◆ **What is asked**:
In the entries below, find the lines with the word "JSON" and copy them.

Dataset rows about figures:
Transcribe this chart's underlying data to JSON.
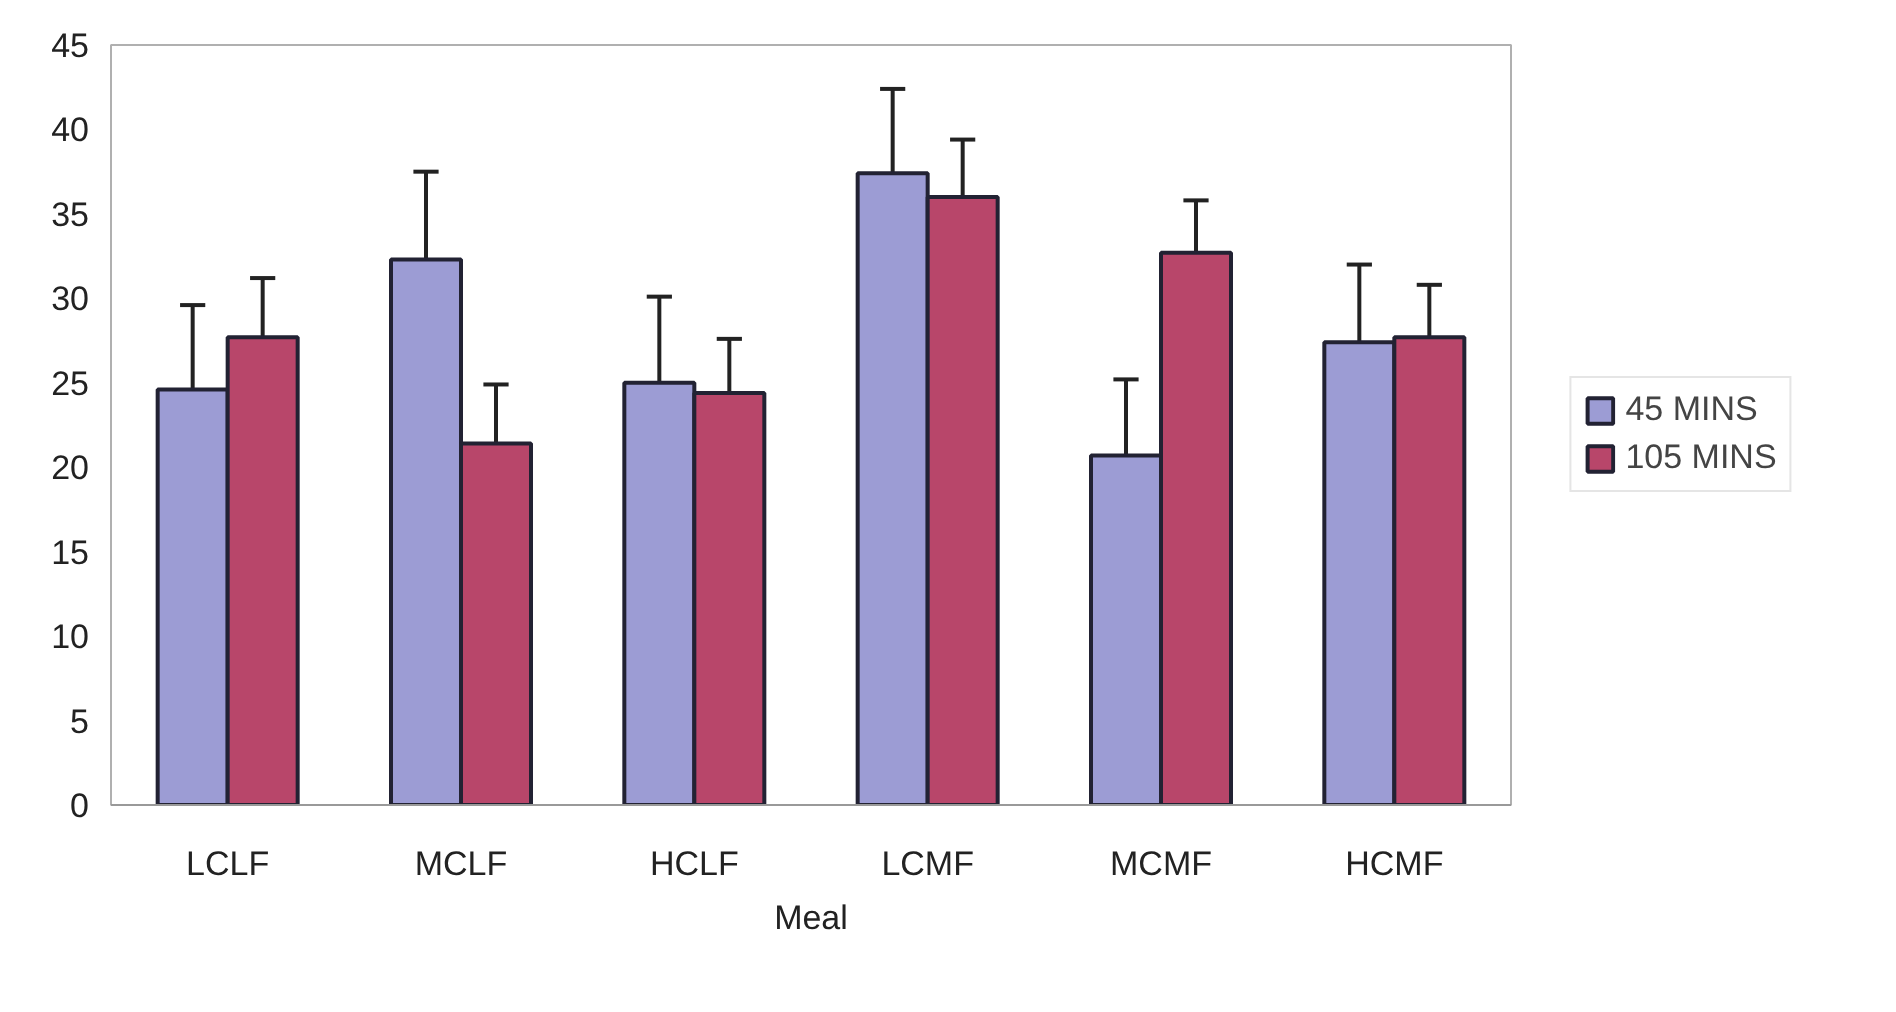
{
  "chart_data": {
    "type": "bar",
    "xlabel": "Meal",
    "categories": [
      "LCLF",
      "MCLF",
      "HCLF",
      "LCMF",
      "MCMF",
      "HCMF"
    ],
    "series": [
      {
        "name": "45 MINS",
        "color": "#9c9cd4",
        "values": [
          24.6,
          32.3,
          25.0,
          37.4,
          20.7,
          27.4
        ],
        "errors": [
          5.0,
          5.2,
          5.1,
          5.0,
          4.5,
          4.6
        ]
      },
      {
        "name": "105 MINS",
        "color": "#b8466a",
        "values": [
          27.7,
          21.4,
          24.4,
          36.0,
          32.7,
          27.7
        ],
        "errors": [
          3.5,
          3.5,
          3.2,
          3.4,
          3.1,
          3.1
        ]
      }
    ],
    "ylim": [
      0,
      45
    ],
    "yticks": [
      0,
      5,
      10,
      15,
      20,
      25,
      30,
      35,
      40,
      45
    ],
    "grid": false,
    "legend": "right"
  }
}
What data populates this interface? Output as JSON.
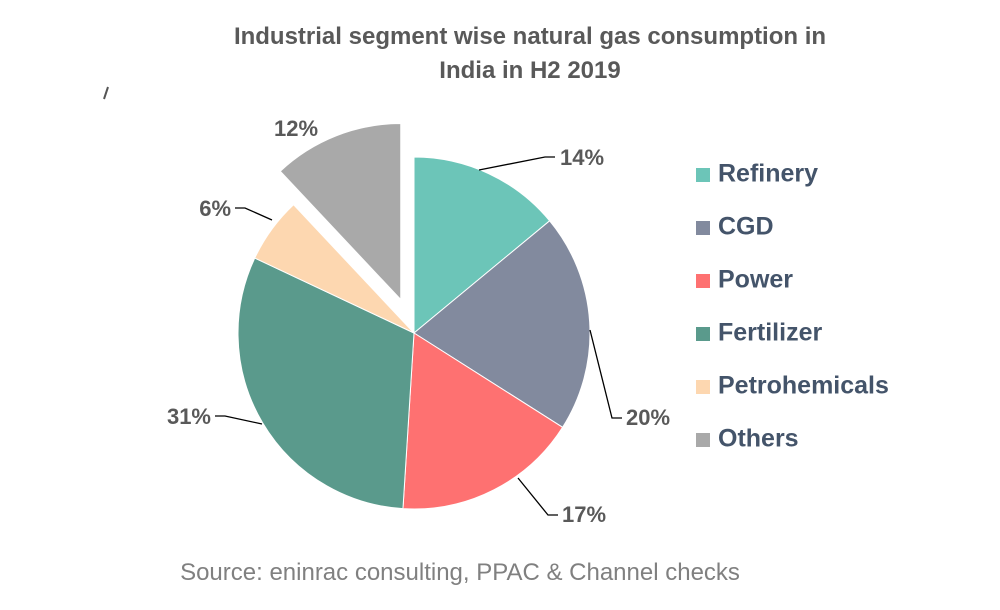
{
  "chart_data": {
    "type": "pie",
    "title_lines": [
      "Industrial segment wise natural gas consumption in",
      "India in H2 2019"
    ],
    "categories": [
      "Refinery",
      "CGD",
      "Power",
      "Fertilizer",
      "Petrohemicals",
      "Others"
    ],
    "values": [
      14,
      20,
      17,
      31,
      6,
      12
    ],
    "data_labels": [
      "14%",
      "20%",
      "17%",
      "31%",
      "6%",
      "12%"
    ],
    "colors": [
      "#6CC5B8",
      "#828A9E",
      "#FE7171",
      "#5A9A8C",
      "#FDD7B0",
      "#A9A9A9"
    ],
    "exploded": [
      "Others"
    ],
    "legend_position": "right",
    "source": "Source: eninrac consulting, PPAC & Channel checks"
  }
}
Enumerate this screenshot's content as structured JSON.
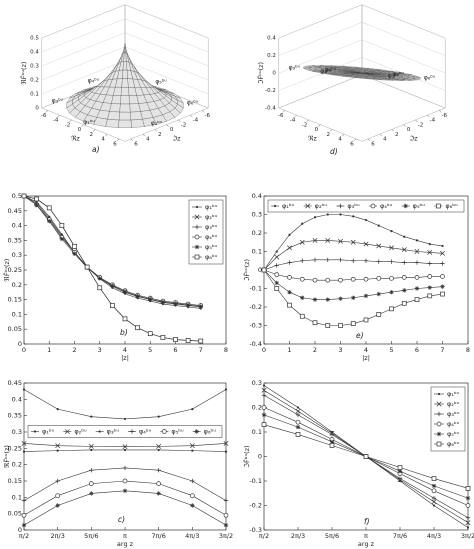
{
  "chart_data": [
    {
      "type": "surface3d",
      "panel_label": "a)",
      "xlabel": "ℜz",
      "ylabel": "ℑz",
      "zlabel": "ℜF̃ᵇᵘ(z)",
      "xlim": [
        -7,
        7
      ],
      "ylim": [
        -7,
        7
      ],
      "zlim": [
        0,
        0.5
      ],
      "xticks": [
        -6,
        -4,
        -2,
        0,
        2,
        4,
        6
      ],
      "yticks": [
        -6,
        -4,
        -2,
        0,
        2,
        4,
        6
      ],
      "zticks": [
        0,
        0.1,
        0.2,
        0.3,
        0.4,
        0.5
      ],
      "annotations": [
        "φ₁ᵇᵘ",
        "φ₂ᵇᵘ",
        "φ₃ᵇᵘ",
        "φ₄ᵇᵘ",
        "φ₅ᵇᵘ",
        "φ₆ᵇᵘ"
      ]
    },
    {
      "type": "surface3d",
      "panel_label": "d)",
      "xlabel": "ℜz",
      "ylabel": "ℑz",
      "zlabel": "ℑF̃ᵇᵘ(z)",
      "xlim": [
        -7,
        7
      ],
      "ylim": [
        -7,
        7
      ],
      "zlim": [
        -0.4,
        0.4
      ],
      "xticks": [
        -6,
        -4,
        -2,
        0,
        2,
        4,
        6
      ],
      "yticks": [
        -6,
        -4,
        -2,
        0,
        2,
        4,
        6
      ],
      "zticks": [
        -0.4,
        -0.2,
        0,
        0.2,
        0.4
      ],
      "annotations": [
        "φ₁ᵇᵘ",
        "φ₂ᵇᵘ",
        "φ₃ᵇᵘ",
        "φ₄ᵇᵘ",
        "φ₅ᵇᵘ",
        "φ₆ᵇᵘ"
      ]
    },
    {
      "type": "line",
      "panel_label": "b)",
      "xlabel": "|z|",
      "ylabel": "ℜF̃ᵇᵘ(z)",
      "xlim": [
        0,
        8
      ],
      "ylim": [
        0,
        0.5
      ],
      "xticks": [
        0,
        1,
        2,
        3,
        4,
        5,
        6,
        7,
        8
      ],
      "yticks": [
        0,
        0.05,
        0.1,
        0.15,
        0.2,
        0.25,
        0.3,
        0.35,
        0.4,
        0.45,
        0.5
      ],
      "legend": "upper right",
      "x": [
        0,
        0.5,
        1,
        1.5,
        2,
        2.5,
        3,
        3.5,
        4,
        4.5,
        5,
        5.5,
        6,
        6.5,
        7
      ],
      "series": [
        {
          "name": "φ₁ᵇᵘ",
          "color": "#333333",
          "marker": ".",
          "values": [
            0.5,
            0.48,
            0.43,
            0.37,
            0.31,
            0.26,
            0.22,
            0.19,
            0.17,
            0.155,
            0.145,
            0.135,
            0.13,
            0.125,
            0.12
          ]
        },
        {
          "name": "φ₂ᵇᵘ",
          "color": "#333333",
          "marker": "x",
          "values": [
            0.5,
            0.49,
            0.46,
            0.4,
            0.33,
            0.26,
            0.19,
            0.13,
            0.085,
            0.055,
            0.035,
            0.022,
            0.015,
            0.012,
            0.01
          ]
        },
        {
          "name": "φ₃ᵇᵘ",
          "color": "#333333",
          "marker": "+",
          "values": [
            0.5,
            0.475,
            0.425,
            0.365,
            0.31,
            0.26,
            0.222,
            0.195,
            0.175,
            0.16,
            0.15,
            0.14,
            0.135,
            0.13,
            0.125
          ]
        },
        {
          "name": "φ₄ᵇᵘ",
          "color": "#333333",
          "marker": "o",
          "values": [
            0.5,
            0.47,
            0.42,
            0.36,
            0.31,
            0.26,
            0.225,
            0.2,
            0.18,
            0.165,
            0.155,
            0.145,
            0.14,
            0.135,
            0.13
          ]
        },
        {
          "name": "φ₅ᵇᵘ",
          "color": "#333333",
          "marker": "*",
          "values": [
            0.5,
            0.47,
            0.415,
            0.355,
            0.305,
            0.258,
            0.222,
            0.197,
            0.177,
            0.162,
            0.152,
            0.142,
            0.137,
            0.132,
            0.127
          ]
        },
        {
          "name": "φ₆ᵇᵘ",
          "color": "#333333",
          "marker": "s",
          "values": [
            0.5,
            0.49,
            0.46,
            0.4,
            0.33,
            0.26,
            0.19,
            0.13,
            0.085,
            0.055,
            0.035,
            0.022,
            0.015,
            0.012,
            0.01
          ]
        }
      ]
    },
    {
      "type": "line",
      "panel_label": "e)",
      "xlabel": "|z|",
      "ylabel": "ℑF̃ᵇᵘ(z)",
      "xlim": [
        0,
        8
      ],
      "ylim": [
        -0.4,
        0.4
      ],
      "xticks": [
        0,
        1,
        2,
        3,
        4,
        5,
        6,
        7,
        8
      ],
      "yticks": [
        -0.4,
        -0.3,
        -0.2,
        -0.1,
        0,
        0.1,
        0.2,
        0.3,
        0.4
      ],
      "legend": "upper center",
      "x": [
        0,
        0.5,
        1,
        1.5,
        2,
        2.5,
        3,
        3.5,
        4,
        4.5,
        5,
        5.5,
        6,
        6.5,
        7
      ],
      "series": [
        {
          "name": "φ₁ᵇᵘ",
          "color": "#333333",
          "marker": ".",
          "values": [
            0,
            0.1,
            0.19,
            0.25,
            0.285,
            0.3,
            0.3,
            0.29,
            0.27,
            0.24,
            0.21,
            0.18,
            0.16,
            0.14,
            0.13
          ]
        },
        {
          "name": "φ₂ᵇᵘ",
          "color": "#333333",
          "marker": "x",
          "values": [
            0,
            0.07,
            0.12,
            0.15,
            0.16,
            0.16,
            0.155,
            0.15,
            0.14,
            0.13,
            0.12,
            0.11,
            0.1,
            0.095,
            0.09
          ]
        },
        {
          "name": "φ₃ᵇᵘ",
          "color": "#333333",
          "marker": "+",
          "values": [
            0,
            0.025,
            0.04,
            0.05,
            0.055,
            0.055,
            0.055,
            0.05,
            0.05,
            0.045,
            0.045,
            0.04,
            0.04,
            0.035,
            0.035
          ]
        },
        {
          "name": "φ₄ᵇᵘ",
          "color": "#333333",
          "marker": "o",
          "values": [
            0,
            -0.025,
            -0.04,
            -0.05,
            -0.055,
            -0.055,
            -0.055,
            -0.05,
            -0.05,
            -0.045,
            -0.045,
            -0.04,
            -0.04,
            -0.035,
            -0.035
          ]
        },
        {
          "name": "φ₅ᵇᵘ",
          "color": "#333333",
          "marker": "*",
          "values": [
            0,
            -0.07,
            -0.12,
            -0.15,
            -0.16,
            -0.16,
            -0.155,
            -0.15,
            -0.14,
            -0.13,
            -0.12,
            -0.11,
            -0.1,
            -0.095,
            -0.09
          ]
        },
        {
          "name": "φ₆ᵇᵘ",
          "color": "#333333",
          "marker": "s",
          "values": [
            0,
            -0.1,
            -0.19,
            -0.25,
            -0.285,
            -0.3,
            -0.3,
            -0.29,
            -0.27,
            -0.24,
            -0.21,
            -0.18,
            -0.16,
            -0.14,
            -0.13
          ]
        }
      ]
    },
    {
      "type": "line",
      "panel_label": "c)",
      "xlabel": "arg z",
      "ylabel": "ℜF̃ᵇᵘ(z)",
      "xlim": [
        1.5708,
        4.7124
      ],
      "ylim": [
        0,
        0.45
      ],
      "xticks": [
        {
          "value": 1.5708,
          "label": "π/2"
        },
        {
          "value": 2.0944,
          "label": "2π/3"
        },
        {
          "value": 2.618,
          "label": "5π/6"
        },
        {
          "value": 3.1416,
          "label": "π"
        },
        {
          "value": 3.6652,
          "label": "7π/6"
        },
        {
          "value": 4.1888,
          "label": "4π/3"
        },
        {
          "value": 4.7124,
          "label": "3π/2"
        }
      ],
      "yticks": [
        0,
        0.05,
        0.1,
        0.15,
        0.2,
        0.25,
        0.3,
        0.35,
        0.4,
        0.45
      ],
      "legend": "center",
      "x": [
        1.5708,
        2.0944,
        2.618,
        3.1416,
        3.6652,
        4.1888,
        4.7124
      ],
      "series": [
        {
          "name": "φ₁ᵇᵘ",
          "color": "#333333",
          "marker": ".",
          "values": [
            0.43,
            0.37,
            0.347,
            0.34,
            0.347,
            0.37,
            0.43
          ]
        },
        {
          "name": "φ₂ᵇᵘ",
          "color": "#333333",
          "marker": "x",
          "values": [
            0.265,
            0.258,
            0.256,
            0.255,
            0.256,
            0.258,
            0.265
          ]
        },
        {
          "name": "φ₃ᵇᵘ",
          "color": "#333333",
          "marker": ".",
          "values": [
            0.24,
            0.243,
            0.245,
            0.245,
            0.245,
            0.243,
            0.24
          ]
        },
        {
          "name": "φ₄ᵇᵘ",
          "color": "#333333",
          "marker": "+",
          "values": [
            0.09,
            0.15,
            0.183,
            0.19,
            0.183,
            0.15,
            0.09
          ]
        },
        {
          "name": "φ₅ᵇᵘ",
          "color": "#333333",
          "marker": "o",
          "values": [
            0.045,
            0.105,
            0.142,
            0.15,
            0.142,
            0.105,
            0.045
          ]
        },
        {
          "name": "φ₆ᵇᵘ",
          "color": "#333333",
          "marker": "*",
          "values": [
            0.015,
            0.075,
            0.112,
            0.12,
            0.112,
            0.075,
            0.015
          ]
        }
      ]
    },
    {
      "type": "line",
      "panel_label": "f)",
      "xlabel": "arg z",
      "ylabel": "ℑF̃ᵇᵘ(z)",
      "xlim": [
        1.5708,
        4.7124
      ],
      "ylim": [
        -0.3,
        0.3
      ],
      "xticks": [
        {
          "value": 1.5708,
          "label": "π/2"
        },
        {
          "value": 2.0944,
          "label": "2π/3"
        },
        {
          "value": 2.618,
          "label": "5π/6"
        },
        {
          "value": 3.1416,
          "label": "π"
        },
        {
          "value": 3.6652,
          "label": "7π/6"
        },
        {
          "value": 4.1888,
          "label": "4π/3"
        },
        {
          "value": 4.7124,
          "label": "3π/2"
        }
      ],
      "yticks": [
        -0.3,
        -0.2,
        -0.1,
        0,
        0.1,
        0.2,
        0.3
      ],
      "legend": "upper right",
      "x": [
        1.5708,
        2.0944,
        2.618,
        3.1416,
        3.6652,
        4.1888,
        4.7124
      ],
      "series": [
        {
          "name": "φ₁ᵇᵘ",
          "color": "#333333",
          "marker": ".",
          "values": [
            0.29,
            0.2,
            0.1,
            0,
            -0.1,
            -0.2,
            -0.29
          ]
        },
        {
          "name": "φ₂ᵇᵘ",
          "color": "#333333",
          "marker": "x",
          "values": [
            0.27,
            0.185,
            0.095,
            0,
            -0.095,
            -0.185,
            -0.27
          ]
        },
        {
          "name": "φ₃ᵇᵘ",
          "color": "#333333",
          "marker": "+",
          "values": [
            0.25,
            0.17,
            0.09,
            0,
            -0.09,
            -0.17,
            -0.25
          ]
        },
        {
          "name": "φ₄ᵇᵘ",
          "color": "#333333",
          "marker": "o",
          "values": [
            0.2,
            0.14,
            0.07,
            0,
            -0.07,
            -0.14,
            -0.2
          ]
        },
        {
          "name": "φ₅ᵇᵘ",
          "color": "#333333",
          "marker": "*",
          "values": [
            0.17,
            0.12,
            0.06,
            0,
            -0.06,
            -0.12,
            -0.17
          ]
        },
        {
          "name": "φ₆ᵇᵘ",
          "color": "#333333",
          "marker": "s",
          "values": [
            0.13,
            0.09,
            0.045,
            0,
            -0.045,
            -0.09,
            -0.13
          ]
        }
      ]
    }
  ]
}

◆ **Task solution**:
Transcribe this chart's underlying data to JSON.
What data populates this interface? Output as JSON.
Enumerate this screenshot's content as structured JSON.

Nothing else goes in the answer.